WHAT THE TASK REQUIRES
Give a count of the lines below that have the string "числе" in them, with no other words.

MATERIAL FOR THIS TASK
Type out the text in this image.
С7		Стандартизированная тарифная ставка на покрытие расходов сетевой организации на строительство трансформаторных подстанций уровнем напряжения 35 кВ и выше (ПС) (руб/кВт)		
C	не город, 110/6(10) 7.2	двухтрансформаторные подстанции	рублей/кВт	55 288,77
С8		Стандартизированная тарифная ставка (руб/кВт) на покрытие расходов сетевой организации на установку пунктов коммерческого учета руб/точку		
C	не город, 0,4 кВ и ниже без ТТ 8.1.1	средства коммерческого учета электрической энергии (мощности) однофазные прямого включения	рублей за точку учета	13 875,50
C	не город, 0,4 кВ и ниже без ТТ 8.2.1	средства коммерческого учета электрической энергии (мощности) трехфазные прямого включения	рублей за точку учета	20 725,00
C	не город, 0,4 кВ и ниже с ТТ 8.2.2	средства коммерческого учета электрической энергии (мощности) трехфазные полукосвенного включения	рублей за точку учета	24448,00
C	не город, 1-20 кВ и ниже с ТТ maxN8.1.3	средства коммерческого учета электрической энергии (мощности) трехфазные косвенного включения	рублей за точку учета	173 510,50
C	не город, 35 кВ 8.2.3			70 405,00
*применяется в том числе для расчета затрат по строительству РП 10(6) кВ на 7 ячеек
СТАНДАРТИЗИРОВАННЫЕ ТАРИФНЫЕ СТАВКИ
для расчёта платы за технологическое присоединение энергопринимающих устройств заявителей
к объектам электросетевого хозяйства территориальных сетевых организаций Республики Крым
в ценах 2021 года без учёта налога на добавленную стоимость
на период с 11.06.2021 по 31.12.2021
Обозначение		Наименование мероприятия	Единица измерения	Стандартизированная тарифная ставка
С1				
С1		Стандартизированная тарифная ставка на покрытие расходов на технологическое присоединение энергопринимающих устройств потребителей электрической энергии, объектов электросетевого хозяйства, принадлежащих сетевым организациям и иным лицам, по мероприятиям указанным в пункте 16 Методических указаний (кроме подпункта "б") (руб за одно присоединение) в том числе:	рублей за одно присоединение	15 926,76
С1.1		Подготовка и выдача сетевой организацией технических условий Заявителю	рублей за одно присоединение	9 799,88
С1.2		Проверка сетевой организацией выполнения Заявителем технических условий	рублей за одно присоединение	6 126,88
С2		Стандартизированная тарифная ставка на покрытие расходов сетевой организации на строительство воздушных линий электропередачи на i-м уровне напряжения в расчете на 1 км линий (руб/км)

THE OUTPUT
2